_Stated goal 1_.
In the news excerpt on tax credits, what yearly loss of income did peers say poor families were facing?

Labour leader Jeremy Corbyn asked: “Can he now guarantee to the House and to the wider country that nobody will be worse off next year as a result of cuts to working tax credits?”
Mr Corbyn was grilling the Tory PM after the unpopular policy was twice defeated in the House of Lords on Monday.
He repeatedly put the simple question to the PM, telling him “people are very worried about what’s going to happen to them.”
But Mr Cameron repeatedly refused to come clean, saying only that people would have to wait until the Autumn Statement on November 25 to discover their fate.
Instead he tried once again to whip a constitutional crisis by criticising the “unelected peers in the House of Lords” for blocking the cut.
Peers had demanded that the government offer “transitional protections” for poor families facing a £1,300-a-year loss of income.
Mr Corbyn read out a letter from one public-sector worker named Karen, who asked: “Why is the Prime Minister punishing working families? The tax credit cuts will push me and my family into hardship.”
But when Mr Cameron merely began to gripe about the House of Lords, Mr Corbyn called him out, saying: “This is not a constitutional crisis, this is a crisis for three million families in this country.”
Labour later criticised the government for reacting to their Lords loss by giving peers “a kicking.”
“The vast majority of people in this country applauded the Lords on Monday,” said shadow Commons leader Chris Bryant.

_Dataset extract_.
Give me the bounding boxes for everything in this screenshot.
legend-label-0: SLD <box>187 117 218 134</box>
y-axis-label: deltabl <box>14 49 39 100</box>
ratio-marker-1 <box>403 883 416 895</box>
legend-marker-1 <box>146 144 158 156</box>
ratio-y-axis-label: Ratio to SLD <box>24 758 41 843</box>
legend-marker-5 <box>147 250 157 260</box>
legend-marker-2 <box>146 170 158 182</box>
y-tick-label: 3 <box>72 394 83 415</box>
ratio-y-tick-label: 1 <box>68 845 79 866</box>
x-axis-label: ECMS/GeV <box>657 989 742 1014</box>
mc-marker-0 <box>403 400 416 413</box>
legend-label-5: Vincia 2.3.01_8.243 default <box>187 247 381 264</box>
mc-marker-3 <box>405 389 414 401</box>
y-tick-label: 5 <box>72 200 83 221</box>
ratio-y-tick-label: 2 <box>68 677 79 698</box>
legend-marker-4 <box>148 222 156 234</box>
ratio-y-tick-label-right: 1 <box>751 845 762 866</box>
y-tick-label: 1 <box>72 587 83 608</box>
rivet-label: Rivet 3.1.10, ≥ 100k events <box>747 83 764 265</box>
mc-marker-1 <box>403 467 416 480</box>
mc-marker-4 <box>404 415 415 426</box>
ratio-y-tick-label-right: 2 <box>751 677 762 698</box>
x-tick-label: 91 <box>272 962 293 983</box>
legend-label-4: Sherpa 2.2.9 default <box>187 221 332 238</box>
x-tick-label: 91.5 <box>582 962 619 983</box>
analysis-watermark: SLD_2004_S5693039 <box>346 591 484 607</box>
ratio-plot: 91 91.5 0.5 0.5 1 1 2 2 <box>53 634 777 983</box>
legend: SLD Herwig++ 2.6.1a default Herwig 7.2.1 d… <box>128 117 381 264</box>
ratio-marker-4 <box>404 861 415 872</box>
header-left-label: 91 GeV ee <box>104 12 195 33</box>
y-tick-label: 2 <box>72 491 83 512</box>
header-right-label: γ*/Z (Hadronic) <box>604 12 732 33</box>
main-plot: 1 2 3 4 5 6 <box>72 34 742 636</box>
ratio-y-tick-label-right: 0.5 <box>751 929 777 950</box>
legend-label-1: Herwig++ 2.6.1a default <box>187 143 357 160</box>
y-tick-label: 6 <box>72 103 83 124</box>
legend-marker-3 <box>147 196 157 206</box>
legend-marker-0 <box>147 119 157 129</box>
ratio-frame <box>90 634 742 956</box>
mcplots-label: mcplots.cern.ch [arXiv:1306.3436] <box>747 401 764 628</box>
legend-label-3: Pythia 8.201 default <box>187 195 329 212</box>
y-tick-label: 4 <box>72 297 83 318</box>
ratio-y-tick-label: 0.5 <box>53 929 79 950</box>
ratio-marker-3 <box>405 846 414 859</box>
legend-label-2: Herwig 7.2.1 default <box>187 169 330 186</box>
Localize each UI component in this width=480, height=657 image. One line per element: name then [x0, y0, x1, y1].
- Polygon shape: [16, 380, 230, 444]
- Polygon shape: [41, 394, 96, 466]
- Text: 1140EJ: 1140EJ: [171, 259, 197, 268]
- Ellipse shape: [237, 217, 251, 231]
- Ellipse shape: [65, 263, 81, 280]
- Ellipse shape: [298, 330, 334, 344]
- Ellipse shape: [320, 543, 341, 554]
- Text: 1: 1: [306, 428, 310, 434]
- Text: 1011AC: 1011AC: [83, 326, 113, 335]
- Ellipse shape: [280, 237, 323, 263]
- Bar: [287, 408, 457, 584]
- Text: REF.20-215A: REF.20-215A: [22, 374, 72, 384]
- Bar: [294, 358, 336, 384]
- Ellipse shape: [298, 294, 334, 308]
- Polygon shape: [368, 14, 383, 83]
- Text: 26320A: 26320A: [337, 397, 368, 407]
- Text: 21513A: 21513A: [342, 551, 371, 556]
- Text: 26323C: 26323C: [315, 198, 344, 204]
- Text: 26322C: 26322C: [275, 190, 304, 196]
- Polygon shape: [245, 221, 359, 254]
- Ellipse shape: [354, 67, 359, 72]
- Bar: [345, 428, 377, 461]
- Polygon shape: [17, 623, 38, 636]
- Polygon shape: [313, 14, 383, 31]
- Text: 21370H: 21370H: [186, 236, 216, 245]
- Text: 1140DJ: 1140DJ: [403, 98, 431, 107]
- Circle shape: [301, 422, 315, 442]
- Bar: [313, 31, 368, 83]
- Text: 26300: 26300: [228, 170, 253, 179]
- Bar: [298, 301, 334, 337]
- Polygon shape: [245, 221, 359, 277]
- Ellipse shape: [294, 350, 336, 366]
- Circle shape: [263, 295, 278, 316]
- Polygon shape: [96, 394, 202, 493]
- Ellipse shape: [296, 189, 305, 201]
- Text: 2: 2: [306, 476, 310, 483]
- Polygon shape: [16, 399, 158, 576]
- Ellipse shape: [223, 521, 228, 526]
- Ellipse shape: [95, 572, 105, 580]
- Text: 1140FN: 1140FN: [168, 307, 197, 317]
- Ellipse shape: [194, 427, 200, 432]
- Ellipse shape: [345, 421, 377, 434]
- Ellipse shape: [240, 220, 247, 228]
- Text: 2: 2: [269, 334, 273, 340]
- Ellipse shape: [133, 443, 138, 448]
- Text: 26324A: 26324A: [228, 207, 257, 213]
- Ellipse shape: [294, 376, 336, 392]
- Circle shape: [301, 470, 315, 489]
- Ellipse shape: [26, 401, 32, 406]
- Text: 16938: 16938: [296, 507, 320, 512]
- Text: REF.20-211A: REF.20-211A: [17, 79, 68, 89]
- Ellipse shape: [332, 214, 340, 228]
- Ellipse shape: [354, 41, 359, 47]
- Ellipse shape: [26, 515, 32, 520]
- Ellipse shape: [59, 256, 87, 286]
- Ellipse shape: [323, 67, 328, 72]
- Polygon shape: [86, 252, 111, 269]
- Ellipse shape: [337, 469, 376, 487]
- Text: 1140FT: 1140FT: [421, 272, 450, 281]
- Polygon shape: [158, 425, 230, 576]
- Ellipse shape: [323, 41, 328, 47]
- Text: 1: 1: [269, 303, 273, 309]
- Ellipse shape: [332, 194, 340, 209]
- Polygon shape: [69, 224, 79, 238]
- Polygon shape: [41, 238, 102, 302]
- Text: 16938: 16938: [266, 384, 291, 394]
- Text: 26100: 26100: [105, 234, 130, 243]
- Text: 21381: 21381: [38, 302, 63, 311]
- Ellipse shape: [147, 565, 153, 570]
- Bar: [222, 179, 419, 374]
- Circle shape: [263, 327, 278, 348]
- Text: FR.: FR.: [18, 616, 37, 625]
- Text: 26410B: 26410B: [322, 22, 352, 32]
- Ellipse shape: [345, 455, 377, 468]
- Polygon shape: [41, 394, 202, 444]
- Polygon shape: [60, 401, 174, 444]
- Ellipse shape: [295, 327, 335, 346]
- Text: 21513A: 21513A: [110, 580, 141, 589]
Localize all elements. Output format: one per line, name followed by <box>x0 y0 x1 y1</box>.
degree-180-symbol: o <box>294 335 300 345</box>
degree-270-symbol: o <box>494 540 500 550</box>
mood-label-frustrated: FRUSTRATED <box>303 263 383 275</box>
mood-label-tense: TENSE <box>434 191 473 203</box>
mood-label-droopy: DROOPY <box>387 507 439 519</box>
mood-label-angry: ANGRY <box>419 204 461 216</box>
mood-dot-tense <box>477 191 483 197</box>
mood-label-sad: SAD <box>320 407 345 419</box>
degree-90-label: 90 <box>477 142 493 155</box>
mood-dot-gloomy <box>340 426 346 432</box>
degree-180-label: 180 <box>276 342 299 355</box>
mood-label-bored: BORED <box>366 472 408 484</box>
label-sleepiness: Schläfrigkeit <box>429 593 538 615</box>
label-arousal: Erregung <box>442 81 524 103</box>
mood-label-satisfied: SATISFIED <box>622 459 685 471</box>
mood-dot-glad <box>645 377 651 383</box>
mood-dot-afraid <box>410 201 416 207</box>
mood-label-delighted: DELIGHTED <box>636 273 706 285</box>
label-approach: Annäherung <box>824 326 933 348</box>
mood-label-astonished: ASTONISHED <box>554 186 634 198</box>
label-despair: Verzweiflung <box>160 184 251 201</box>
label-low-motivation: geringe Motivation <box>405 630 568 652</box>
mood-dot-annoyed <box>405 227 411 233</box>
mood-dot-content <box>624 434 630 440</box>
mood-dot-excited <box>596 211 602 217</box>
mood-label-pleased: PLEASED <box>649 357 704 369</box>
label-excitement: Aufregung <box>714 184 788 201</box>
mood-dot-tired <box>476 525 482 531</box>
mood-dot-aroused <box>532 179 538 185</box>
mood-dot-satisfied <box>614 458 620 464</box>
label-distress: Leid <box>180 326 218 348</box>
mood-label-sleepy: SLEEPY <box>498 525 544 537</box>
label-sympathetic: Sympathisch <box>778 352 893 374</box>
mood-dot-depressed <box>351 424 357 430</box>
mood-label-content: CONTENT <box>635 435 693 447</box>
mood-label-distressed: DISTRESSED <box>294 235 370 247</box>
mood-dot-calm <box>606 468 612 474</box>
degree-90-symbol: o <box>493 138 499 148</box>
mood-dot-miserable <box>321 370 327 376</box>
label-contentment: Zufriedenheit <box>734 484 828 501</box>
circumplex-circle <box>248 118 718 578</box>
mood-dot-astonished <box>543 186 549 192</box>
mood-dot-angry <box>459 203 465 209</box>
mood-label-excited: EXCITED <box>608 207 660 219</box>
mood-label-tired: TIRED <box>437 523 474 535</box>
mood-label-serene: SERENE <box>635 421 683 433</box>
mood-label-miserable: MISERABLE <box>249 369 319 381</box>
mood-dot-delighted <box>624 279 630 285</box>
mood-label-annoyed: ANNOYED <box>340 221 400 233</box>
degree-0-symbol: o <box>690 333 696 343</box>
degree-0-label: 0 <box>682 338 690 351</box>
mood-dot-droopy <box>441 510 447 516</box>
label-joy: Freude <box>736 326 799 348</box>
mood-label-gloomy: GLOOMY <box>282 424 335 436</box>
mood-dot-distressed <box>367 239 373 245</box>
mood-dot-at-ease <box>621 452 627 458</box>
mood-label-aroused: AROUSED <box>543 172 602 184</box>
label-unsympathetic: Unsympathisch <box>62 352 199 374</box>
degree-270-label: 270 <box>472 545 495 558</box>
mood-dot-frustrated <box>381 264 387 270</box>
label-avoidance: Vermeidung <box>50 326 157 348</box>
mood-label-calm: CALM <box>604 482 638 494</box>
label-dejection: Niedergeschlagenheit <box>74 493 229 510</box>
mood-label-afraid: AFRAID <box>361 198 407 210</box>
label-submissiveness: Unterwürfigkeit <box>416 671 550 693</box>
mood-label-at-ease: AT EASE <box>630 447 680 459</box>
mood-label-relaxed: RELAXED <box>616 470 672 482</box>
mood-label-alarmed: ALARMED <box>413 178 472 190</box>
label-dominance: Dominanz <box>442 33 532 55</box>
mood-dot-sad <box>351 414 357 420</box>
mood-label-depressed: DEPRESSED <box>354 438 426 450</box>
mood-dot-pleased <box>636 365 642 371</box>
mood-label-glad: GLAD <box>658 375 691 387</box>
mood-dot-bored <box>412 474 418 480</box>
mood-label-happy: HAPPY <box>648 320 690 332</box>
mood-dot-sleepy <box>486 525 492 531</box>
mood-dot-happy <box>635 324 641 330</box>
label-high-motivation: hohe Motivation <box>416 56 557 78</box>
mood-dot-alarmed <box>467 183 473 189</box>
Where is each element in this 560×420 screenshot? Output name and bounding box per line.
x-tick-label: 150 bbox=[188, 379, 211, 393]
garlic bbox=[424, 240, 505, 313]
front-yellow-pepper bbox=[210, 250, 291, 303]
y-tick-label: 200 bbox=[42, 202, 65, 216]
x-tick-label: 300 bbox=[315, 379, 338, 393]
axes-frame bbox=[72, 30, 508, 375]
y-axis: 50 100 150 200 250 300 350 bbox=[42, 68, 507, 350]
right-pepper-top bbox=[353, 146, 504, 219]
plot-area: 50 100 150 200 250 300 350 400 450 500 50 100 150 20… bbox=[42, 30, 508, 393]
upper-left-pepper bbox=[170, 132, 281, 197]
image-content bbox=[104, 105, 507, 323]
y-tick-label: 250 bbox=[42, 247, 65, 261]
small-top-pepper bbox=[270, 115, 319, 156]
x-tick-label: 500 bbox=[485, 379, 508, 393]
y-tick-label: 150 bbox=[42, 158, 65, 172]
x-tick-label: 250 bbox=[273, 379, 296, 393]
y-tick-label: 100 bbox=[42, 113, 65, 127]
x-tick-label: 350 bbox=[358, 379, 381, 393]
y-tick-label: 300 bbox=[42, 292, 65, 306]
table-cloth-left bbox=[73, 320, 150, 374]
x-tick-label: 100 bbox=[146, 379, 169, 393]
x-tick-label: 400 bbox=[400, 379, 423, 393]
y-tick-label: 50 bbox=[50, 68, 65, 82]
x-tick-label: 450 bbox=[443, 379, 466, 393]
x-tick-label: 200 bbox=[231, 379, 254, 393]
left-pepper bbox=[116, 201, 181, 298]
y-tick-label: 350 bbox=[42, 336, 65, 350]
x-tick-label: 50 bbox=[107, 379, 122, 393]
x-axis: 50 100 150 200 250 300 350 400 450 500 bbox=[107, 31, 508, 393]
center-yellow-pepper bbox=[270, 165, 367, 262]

_Stated goal 2_.
Rewrite the records from their first line through the line containing "ratio-y-tick-label: 2 <box>68", changing "legend-marker" to "legend-symbol" and keeping everything else the same.

_Task result 1_.
£1,300 a year

_Task result 2_.
Give me the bounding boxes for everything in this screenshot.
legend-label-0: SLD <box>187 117 218 134</box>
y-axis-label: deltabl <box>14 49 39 100</box>
ratio-marker-1 <box>403 883 416 895</box>
legend-symbol-1 <box>146 144 158 156</box>
ratio-y-axis-label: Ratio to SLD <box>24 758 41 843</box>
legend-symbol-5 <box>147 250 157 260</box>
legend-symbol-2 <box>146 170 158 182</box>
y-tick-label: 3 <box>72 394 83 415</box>
ratio-y-tick-label: 1 <box>68 845 79 866</box>
x-axis-label: ECMS/GeV <box>657 989 742 1014</box>
mc-marker-0 <box>403 400 416 413</box>
legend-label-5: Vincia 2.3.01_8.243 default <box>187 247 381 264</box>
mc-marker-3 <box>405 389 414 401</box>
y-tick-label: 5 <box>72 200 83 221</box>
ratio-y-tick-label: 2 <box>68 677 79 698</box>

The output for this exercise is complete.